_WHAT TO DO_
Copy each line that contains the string "data".

[Begin RECORDS SHOWN]

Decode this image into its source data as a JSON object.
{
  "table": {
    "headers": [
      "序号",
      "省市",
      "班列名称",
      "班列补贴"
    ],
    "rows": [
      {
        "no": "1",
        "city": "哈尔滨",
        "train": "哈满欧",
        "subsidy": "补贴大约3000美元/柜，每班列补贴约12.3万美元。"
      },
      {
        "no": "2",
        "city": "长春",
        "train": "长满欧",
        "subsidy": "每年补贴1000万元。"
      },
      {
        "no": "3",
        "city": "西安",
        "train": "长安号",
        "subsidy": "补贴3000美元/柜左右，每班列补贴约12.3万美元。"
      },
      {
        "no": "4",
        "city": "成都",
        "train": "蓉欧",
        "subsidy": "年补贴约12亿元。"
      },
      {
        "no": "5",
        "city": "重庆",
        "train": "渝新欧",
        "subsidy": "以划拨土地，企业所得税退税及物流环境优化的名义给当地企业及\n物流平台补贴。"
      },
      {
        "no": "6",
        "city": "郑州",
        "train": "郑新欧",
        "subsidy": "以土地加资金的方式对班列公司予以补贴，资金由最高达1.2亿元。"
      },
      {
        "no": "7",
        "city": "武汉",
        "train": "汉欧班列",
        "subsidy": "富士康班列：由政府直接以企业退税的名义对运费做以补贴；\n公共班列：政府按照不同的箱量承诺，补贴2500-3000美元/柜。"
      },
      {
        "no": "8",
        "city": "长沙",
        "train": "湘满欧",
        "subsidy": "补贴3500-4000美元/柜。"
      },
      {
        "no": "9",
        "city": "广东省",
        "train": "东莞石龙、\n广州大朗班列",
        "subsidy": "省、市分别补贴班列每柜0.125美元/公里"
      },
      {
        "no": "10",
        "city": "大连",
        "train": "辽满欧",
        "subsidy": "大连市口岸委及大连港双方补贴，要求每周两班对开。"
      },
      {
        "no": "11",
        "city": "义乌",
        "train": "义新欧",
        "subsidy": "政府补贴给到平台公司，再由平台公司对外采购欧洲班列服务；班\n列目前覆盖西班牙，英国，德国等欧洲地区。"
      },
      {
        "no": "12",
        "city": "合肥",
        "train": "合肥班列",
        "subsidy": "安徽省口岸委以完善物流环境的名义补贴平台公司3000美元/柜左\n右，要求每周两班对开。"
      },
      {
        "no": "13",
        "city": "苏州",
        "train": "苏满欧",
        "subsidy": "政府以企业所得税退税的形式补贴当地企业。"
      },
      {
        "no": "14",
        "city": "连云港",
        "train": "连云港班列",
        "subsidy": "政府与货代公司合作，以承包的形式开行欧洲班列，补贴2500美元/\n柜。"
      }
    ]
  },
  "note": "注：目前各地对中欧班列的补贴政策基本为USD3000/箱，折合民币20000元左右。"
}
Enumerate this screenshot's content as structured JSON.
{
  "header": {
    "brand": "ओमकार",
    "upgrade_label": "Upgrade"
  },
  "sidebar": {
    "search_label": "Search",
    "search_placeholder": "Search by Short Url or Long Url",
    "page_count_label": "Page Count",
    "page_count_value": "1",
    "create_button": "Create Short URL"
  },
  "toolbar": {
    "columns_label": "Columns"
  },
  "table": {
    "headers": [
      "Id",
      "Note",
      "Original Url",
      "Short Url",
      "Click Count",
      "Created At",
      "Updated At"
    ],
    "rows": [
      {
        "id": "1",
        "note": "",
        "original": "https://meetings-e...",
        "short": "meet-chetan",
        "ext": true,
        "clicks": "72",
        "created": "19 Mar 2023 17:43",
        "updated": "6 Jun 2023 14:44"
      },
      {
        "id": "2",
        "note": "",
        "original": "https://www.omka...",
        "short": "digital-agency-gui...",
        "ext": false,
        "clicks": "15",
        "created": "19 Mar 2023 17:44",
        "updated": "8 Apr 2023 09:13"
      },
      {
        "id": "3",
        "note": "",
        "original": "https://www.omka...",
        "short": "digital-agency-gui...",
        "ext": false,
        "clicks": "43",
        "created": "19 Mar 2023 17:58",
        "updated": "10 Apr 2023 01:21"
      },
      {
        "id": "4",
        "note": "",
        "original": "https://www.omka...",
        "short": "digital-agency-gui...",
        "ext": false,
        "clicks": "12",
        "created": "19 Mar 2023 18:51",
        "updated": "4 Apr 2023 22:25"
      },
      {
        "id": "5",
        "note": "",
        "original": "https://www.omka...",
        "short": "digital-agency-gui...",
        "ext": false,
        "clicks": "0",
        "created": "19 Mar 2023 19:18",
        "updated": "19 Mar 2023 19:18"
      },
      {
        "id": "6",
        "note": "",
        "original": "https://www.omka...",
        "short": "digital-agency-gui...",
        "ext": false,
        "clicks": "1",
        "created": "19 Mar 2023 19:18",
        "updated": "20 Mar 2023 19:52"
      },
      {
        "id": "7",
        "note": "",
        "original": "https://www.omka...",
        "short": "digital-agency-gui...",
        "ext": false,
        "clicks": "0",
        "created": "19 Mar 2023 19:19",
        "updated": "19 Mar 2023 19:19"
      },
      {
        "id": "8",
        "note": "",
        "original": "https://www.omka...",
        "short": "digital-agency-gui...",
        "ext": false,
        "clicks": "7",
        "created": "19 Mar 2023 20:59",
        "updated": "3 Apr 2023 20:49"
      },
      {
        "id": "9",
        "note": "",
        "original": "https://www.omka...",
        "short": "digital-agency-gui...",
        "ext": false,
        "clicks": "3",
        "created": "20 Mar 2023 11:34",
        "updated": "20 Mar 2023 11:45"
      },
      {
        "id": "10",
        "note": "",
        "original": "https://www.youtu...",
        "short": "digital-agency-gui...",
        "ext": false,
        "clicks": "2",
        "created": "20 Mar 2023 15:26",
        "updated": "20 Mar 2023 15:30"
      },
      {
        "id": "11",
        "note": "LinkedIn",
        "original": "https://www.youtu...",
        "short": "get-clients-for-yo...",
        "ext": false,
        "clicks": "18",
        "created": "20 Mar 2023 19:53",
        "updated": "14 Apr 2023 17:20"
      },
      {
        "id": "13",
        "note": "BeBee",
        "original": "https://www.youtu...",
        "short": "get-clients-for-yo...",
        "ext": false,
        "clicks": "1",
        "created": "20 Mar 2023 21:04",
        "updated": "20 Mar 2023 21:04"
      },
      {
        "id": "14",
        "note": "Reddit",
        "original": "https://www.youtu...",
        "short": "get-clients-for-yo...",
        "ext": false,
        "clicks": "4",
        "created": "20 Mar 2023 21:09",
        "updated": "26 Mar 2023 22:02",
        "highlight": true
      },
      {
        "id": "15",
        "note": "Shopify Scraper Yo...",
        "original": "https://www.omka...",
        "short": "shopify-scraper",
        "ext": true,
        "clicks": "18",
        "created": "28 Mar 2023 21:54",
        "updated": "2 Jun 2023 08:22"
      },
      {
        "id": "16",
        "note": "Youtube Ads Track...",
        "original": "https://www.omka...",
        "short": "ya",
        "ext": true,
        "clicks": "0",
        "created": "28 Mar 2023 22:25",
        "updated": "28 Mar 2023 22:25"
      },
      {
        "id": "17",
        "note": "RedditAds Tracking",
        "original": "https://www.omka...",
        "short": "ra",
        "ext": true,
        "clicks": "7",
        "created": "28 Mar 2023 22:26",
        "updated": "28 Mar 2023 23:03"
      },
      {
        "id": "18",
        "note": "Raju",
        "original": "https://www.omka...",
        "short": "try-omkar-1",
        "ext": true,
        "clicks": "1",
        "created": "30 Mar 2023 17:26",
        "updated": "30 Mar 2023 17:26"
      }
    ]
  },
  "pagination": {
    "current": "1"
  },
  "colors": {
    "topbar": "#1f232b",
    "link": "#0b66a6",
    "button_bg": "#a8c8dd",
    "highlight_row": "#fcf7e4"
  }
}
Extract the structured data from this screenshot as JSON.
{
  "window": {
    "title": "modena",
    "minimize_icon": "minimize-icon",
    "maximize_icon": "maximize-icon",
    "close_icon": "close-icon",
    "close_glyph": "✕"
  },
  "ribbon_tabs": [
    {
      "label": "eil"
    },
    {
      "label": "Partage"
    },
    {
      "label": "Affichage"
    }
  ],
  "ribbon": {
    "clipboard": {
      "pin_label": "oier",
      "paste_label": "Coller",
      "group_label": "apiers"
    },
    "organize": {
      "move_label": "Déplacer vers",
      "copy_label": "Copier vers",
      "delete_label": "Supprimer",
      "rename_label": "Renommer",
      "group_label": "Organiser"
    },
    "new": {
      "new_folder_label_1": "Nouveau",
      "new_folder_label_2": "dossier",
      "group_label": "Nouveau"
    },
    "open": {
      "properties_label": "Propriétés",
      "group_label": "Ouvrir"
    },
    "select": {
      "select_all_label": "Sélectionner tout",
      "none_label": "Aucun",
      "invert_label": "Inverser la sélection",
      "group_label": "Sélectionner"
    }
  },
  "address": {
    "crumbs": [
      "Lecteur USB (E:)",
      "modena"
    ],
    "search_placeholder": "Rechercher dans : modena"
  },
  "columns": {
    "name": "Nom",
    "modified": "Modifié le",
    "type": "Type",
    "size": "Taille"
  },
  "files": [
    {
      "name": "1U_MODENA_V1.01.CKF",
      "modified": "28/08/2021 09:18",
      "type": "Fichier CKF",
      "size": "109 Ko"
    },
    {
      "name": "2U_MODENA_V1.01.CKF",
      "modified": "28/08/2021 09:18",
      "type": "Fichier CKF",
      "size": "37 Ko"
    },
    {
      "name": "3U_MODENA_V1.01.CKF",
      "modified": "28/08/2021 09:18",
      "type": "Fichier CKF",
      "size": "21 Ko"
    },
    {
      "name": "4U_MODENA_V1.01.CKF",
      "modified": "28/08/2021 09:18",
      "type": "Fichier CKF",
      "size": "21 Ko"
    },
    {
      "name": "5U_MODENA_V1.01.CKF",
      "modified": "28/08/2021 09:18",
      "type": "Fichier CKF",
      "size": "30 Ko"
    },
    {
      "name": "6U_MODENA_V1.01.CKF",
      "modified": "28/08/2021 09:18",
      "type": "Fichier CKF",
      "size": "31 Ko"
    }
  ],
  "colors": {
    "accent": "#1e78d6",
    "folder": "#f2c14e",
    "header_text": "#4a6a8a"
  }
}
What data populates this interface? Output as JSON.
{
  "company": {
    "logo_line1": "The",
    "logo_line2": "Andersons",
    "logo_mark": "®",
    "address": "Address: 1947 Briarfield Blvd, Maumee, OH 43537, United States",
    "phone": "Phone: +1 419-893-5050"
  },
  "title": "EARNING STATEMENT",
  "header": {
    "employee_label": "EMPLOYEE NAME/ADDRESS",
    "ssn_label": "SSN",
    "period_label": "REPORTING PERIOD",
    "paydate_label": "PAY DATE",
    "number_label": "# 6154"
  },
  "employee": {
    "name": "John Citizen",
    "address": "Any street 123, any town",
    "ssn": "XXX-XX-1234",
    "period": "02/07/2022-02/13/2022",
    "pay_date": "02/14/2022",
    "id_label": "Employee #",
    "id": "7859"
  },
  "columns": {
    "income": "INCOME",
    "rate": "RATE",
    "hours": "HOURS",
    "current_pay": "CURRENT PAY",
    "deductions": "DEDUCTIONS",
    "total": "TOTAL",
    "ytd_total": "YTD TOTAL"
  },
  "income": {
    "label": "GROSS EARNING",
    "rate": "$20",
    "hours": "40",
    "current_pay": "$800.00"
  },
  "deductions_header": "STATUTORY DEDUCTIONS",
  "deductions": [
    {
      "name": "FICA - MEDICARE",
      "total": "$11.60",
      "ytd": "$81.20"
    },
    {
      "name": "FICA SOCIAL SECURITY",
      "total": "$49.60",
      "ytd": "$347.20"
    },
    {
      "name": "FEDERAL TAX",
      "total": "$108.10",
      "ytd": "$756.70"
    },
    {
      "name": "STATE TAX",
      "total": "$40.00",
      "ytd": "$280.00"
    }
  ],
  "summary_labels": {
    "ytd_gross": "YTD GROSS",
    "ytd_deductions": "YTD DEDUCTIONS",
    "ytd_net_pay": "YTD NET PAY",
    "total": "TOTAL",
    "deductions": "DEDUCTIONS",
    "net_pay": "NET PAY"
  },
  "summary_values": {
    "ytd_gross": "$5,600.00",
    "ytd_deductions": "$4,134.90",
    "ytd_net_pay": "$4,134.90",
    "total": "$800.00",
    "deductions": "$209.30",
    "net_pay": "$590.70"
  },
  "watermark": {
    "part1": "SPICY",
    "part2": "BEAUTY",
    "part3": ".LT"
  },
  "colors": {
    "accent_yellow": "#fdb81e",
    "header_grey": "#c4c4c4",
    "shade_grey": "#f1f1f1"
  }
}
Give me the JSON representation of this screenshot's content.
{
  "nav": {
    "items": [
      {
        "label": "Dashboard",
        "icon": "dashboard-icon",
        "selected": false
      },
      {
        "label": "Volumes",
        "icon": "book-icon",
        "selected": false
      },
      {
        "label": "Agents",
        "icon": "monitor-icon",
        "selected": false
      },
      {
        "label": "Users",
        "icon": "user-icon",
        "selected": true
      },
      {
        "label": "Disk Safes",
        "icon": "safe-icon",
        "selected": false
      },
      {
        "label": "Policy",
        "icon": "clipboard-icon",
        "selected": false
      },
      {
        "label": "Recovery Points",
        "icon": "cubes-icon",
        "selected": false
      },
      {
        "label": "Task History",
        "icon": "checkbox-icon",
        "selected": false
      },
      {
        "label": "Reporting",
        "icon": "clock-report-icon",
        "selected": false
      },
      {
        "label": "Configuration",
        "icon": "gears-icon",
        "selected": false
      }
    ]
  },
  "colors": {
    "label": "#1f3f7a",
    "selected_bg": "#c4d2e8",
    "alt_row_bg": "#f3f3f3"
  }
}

[End RECORDS SHOWN]

_REPLY_
Decode this image into its source data as a JSON object.
Extract the structured data from this screenshot as JSON.
What data populates this interface? Output as JSON.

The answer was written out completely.